----- Text to read -----

Digital Economy Future Directions

For

The Department of Broadband,
Communications and the
Digital Economy




February 2009
Cisco Australia response to the Consultation Paper

What markers of success can government, industry and stakeholders
establish?


To first understand and where possible, address the reasons, for the continuing
gaps in on line engagement by business is an important component of any success
measurement.

Inevitably it is likely to be a mixture of access to hardware and applications, being
in possession of the appropriate skills and confidence levels and being able to
access sufficient broadband capacity at an affordable price to make the investment
worthwhile.

We also know that the process of getting engaged and doing more business on line
is a journey that goes through distinct and recognised stages of „digital readiness”.
The potential risk is that without a reasonable understanding of the major
contributing factors to the current lack of engagement policy and investment
decisions will be made that may not address the fundamental issues.

-----

### Tasks to complete
**A)** In the Cisco Australia response on the digital economy, what process does getting engaged and doing more business online go through?
**B)** Write the next few sentences of the Cisco Australia response on the digital economy, picking up after its final sentence.

----- Record extracts -----

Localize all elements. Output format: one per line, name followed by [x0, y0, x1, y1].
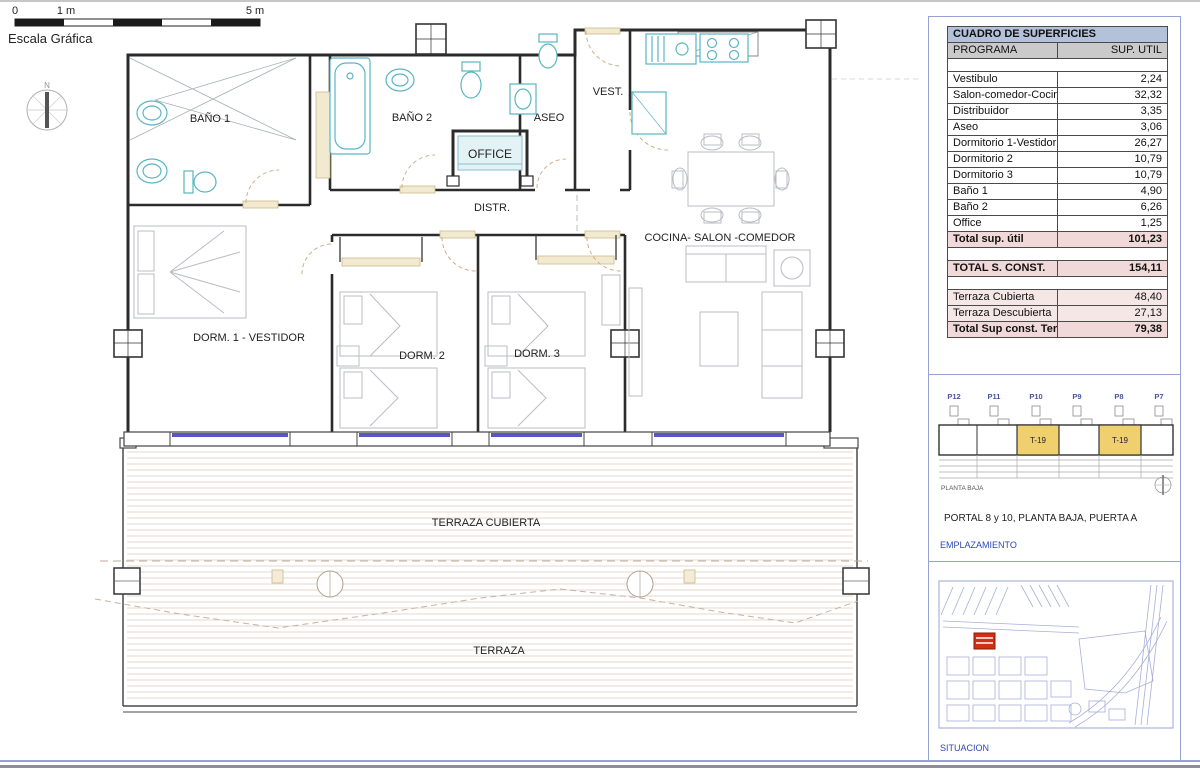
- plot-chimneys: [950, 406, 1172, 426]
- plot-label-p7: P7: [1154, 392, 1163, 401]
- situacion-map: SITUACION: [929, 561, 1180, 762]
- room-label-salon: COCINA- SALON -COMEDOR: [645, 232, 796, 244]
- toilet-icon: [539, 44, 557, 68]
- terrace-row-value: 48,40: [1058, 290, 1168, 306]
- info-panel: CUADRO DE SUPERFICIES PROGRAMA SUP. UTIL…: [928, 16, 1181, 761]
- plot-labels: P12 P11 P10 P9 P8 P7: [947, 392, 1163, 401]
- slope-hatch: [130, 58, 296, 140]
- row-value: 2,24: [1058, 72, 1168, 88]
- terrace-boundary: [120, 438, 858, 712]
- surfaces-section: CUADRO DE SUPERFICIES PROGRAMA SUP. UTIL…: [929, 17, 1180, 375]
- scale-tick-0: 0: [12, 5, 18, 17]
- room-label-terraza-cubierta: TERRAZA CUBIERTA: [432, 517, 541, 529]
- unit-label-t19: T-19: [1112, 436, 1129, 445]
- row-label: Office: [948, 216, 1058, 232]
- sheet-frame-bottom: [0, 760, 1200, 762]
- room-label-dorm1: DORM. 1 - VESTIDOR: [193, 332, 305, 344]
- row-label: Dormitorio 3: [948, 168, 1058, 184]
- floor-label: PLANTA BAJA: [941, 485, 984, 492]
- room-label-bano1: BAÑO 1: [190, 112, 230, 125]
- scale-bar: 0 1 m 5 m Escala Gráfica: [8, 5, 264, 46]
- sofa-set: [629, 246, 810, 398]
- total-util-value: 101,23: [1058, 232, 1168, 248]
- row-label: Dormitorio 2: [948, 152, 1058, 168]
- floor-plan-drawing: 0 1 m 5 m Escala Gráfica N: [0, 0, 930, 768]
- toilet-icon: [461, 72, 481, 98]
- compass-icon: N: [27, 81, 67, 130]
- emplazamiento-section: P12 P11 P10 P9 P8 P7: [929, 374, 1180, 562]
- row-value: 10,79: [1058, 152, 1168, 168]
- table-spacer: [948, 277, 1168, 290]
- window-dorm3: [491, 433, 582, 437]
- row-value: 10,79: [1058, 168, 1168, 184]
- window-dorm2: [359, 433, 450, 437]
- room-label-aseo: ASEO: [534, 112, 565, 124]
- building-strip: T-19 T-19: [939, 425, 1173, 478]
- compass-north-label: N: [44, 81, 50, 90]
- room-label-terraza: TERRAZA: [473, 645, 525, 657]
- map-frame: [939, 581, 1173, 728]
- surfaces-table-title: CUADRO DE SUPERFICIES: [948, 27, 1168, 43]
- room-label-dorm2: DORM. 2: [399, 350, 445, 362]
- row-value: 3,35: [1058, 104, 1168, 120]
- sink-icon: [515, 89, 531, 109]
- total-built-label: TOTAL S. CONST.: [948, 261, 1058, 277]
- terrace-row-label: Terraza Descubierta: [948, 306, 1058, 322]
- table-spacer: [948, 248, 1168, 261]
- room-label-bano2: BAÑO 2: [392, 111, 432, 124]
- terrace-markings: [95, 561, 869, 628]
- row-label: Salon-comedor-Cocina: [948, 88, 1058, 104]
- surfaces-table: CUADRO DE SUPERFICIES PROGRAMA SUP. UTIL…: [947, 26, 1168, 338]
- scale-tick-5m: 5 m: [246, 5, 264, 17]
- row-label: Baño 2: [948, 200, 1058, 216]
- row-label: Baño 1: [948, 184, 1058, 200]
- scale-bar-label: Escala Gráfica: [8, 31, 93, 46]
- total-built-value: 154,11: [1058, 261, 1168, 277]
- row-value: 26,27: [1058, 136, 1168, 152]
- furniture: [134, 134, 810, 428]
- plot-label-p8: P8: [1114, 392, 1123, 401]
- terrace-row-label: Terraza Cubierta: [948, 290, 1058, 306]
- row-label: Distribuidor: [948, 104, 1058, 120]
- window-band: [124, 432, 830, 446]
- terrace-row-value: 27,13: [1058, 306, 1168, 322]
- plot-label-p10: P10: [1029, 392, 1042, 401]
- col-header-program: PROGRAMA: [948, 43, 1058, 59]
- scale-tick-1m: 1 m: [57, 5, 75, 17]
- window-dorm1: [172, 433, 288, 437]
- row-label: Aseo: [948, 120, 1058, 136]
- situacion-section: SITUACION: [929, 561, 1180, 760]
- col-header-area: SUP. UTIL: [1058, 43, 1168, 59]
- plot-label-p9: P9: [1072, 392, 1081, 401]
- room-label-office: OFFICE: [468, 147, 512, 161]
- site-marker: [974, 633, 995, 649]
- toilet-icon: [194, 172, 216, 192]
- plan-sheet: 0 1 m 5 m Escala Gráfica N: [0, 0, 1200, 768]
- plot-label-p12: P12: [947, 392, 960, 401]
- emplazamiento-section-label: EMPLAZAMIENTO: [940, 540, 1017, 550]
- row-value: 32,32: [1058, 88, 1168, 104]
- room-label-vest: VEST.: [593, 86, 624, 98]
- plot-label-p11: P11: [988, 392, 1001, 401]
- window-salon: [654, 433, 784, 437]
- row-value: 6,26: [1058, 200, 1168, 216]
- row-label: Vestibulo: [948, 72, 1058, 88]
- portal-text: PORTAL 8 y 10, PLANTA BAJA, PUERTA A: [944, 513, 1138, 524]
- situacion-section-label: SITUACION: [940, 743, 989, 753]
- total-util-label: Total sup. útil: [948, 232, 1058, 248]
- total-terraces-value: 79,38: [1058, 322, 1168, 338]
- emplazamiento-diagram: P12 P11 P10 P9 P8 P7: [929, 374, 1180, 560]
- row-value: 4,90: [1058, 184, 1168, 200]
- row-label: Dormitorio 1-Vestidor: [948, 136, 1058, 152]
- unit-label-t19: T-19: [1030, 436, 1047, 445]
- room-label-dorm3: DORM. 3: [514, 348, 560, 360]
- room-label-distr: DISTR.: [474, 202, 510, 214]
- dining-table: [672, 134, 789, 223]
- terrace-deck-hatch: [127, 452, 853, 698]
- row-value: 1,25: [1058, 216, 1168, 232]
- bed-double: [134, 226, 246, 318]
- row-value: 3,06: [1058, 120, 1168, 136]
- stove-icon: [700, 34, 748, 62]
- closets-thresholds: [243, 28, 620, 266]
- table-spacer: [948, 59, 1168, 72]
- strip-terrace-hatch: [939, 455, 1173, 478]
- total-terraces-label: Total Sup const. Terrazas: [948, 322, 1058, 338]
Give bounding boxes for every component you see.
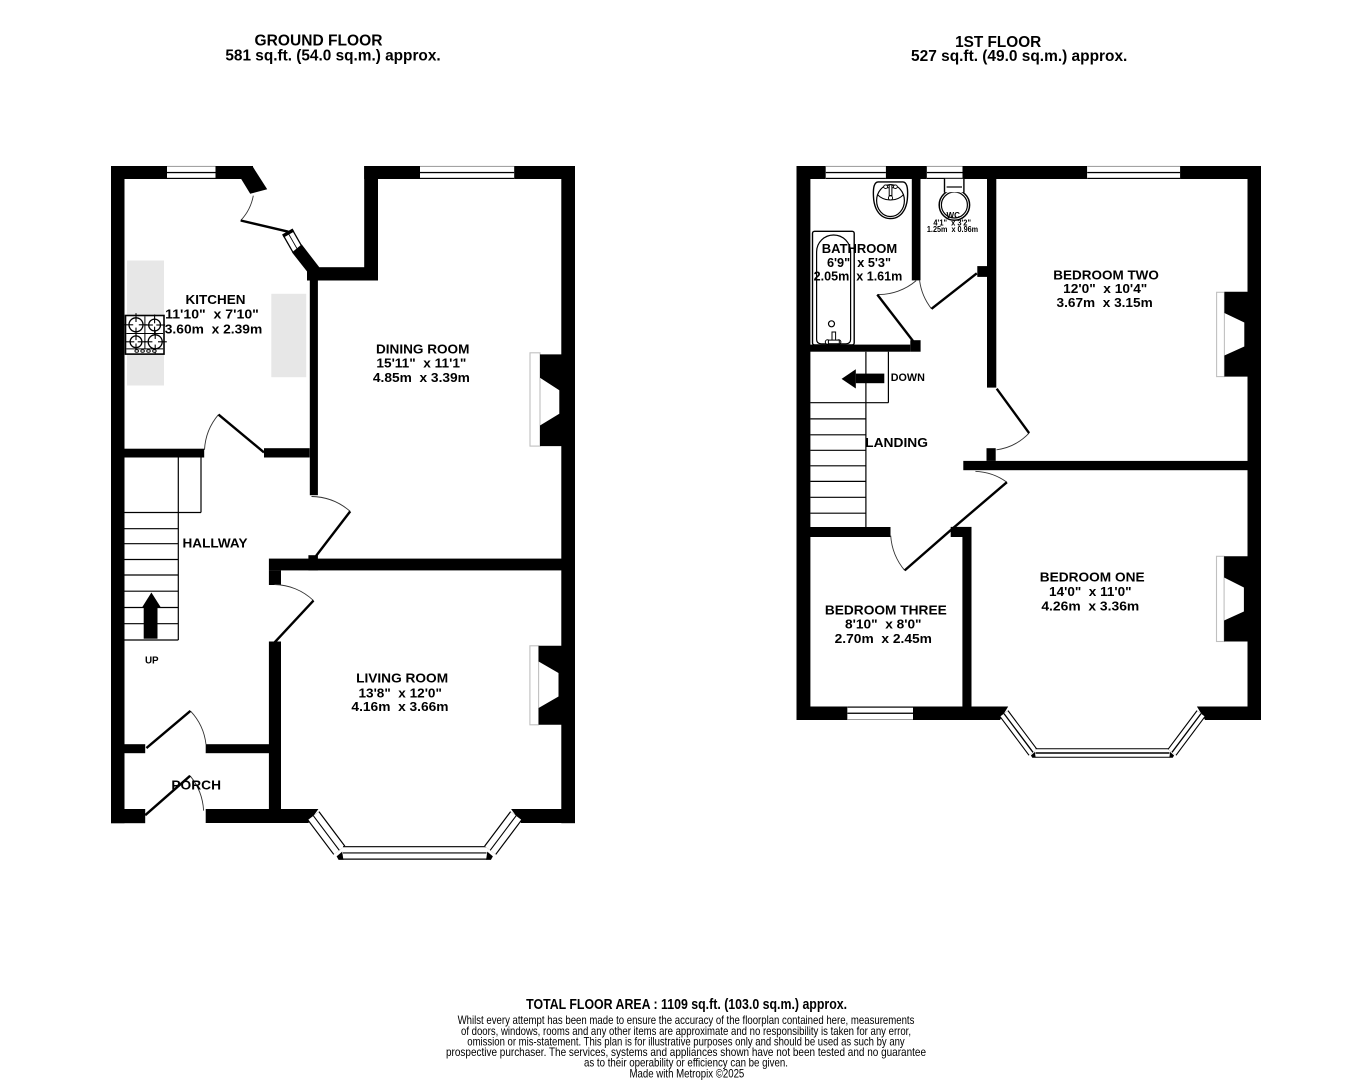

-----

### Answers for the tasks
**A)** It goes through distinct and recognized stages of "digital readiness."

**B)**
It is likely, for example, that two key reasons are (a) lack of skills and confidence
and (b) lack of access to affordable, real broadband to make sure that, when they
do connect on line, the experience is effective and successful. Access to affordable,
real (i.e. very fast) broadband remains an underlying capability/infrastructure issue
throughout this entire debate.

However we recognise that measurable outcomes will be important to all concerned
in this debate. If it was possible to identify the contribution to GDB of the
Digital economy vs. the Non-Digital (or Traditional) economy, then the ratio
of the two would indicate success or otherwise of moving towards a more
functional and indeed holistic Digital economy.

Whilst this may prove difficult and is unlikely to be quite this simple, because
as the discussion paper suggests much of the Digital economy is about
increasing the productivity of the Traditional economy, but there certainly
has been work completed that indicates it is possible to identify the
contribution to productivity made by ICT
How will we know when we have maximised the potential of Australia’s participation in
the digital economy?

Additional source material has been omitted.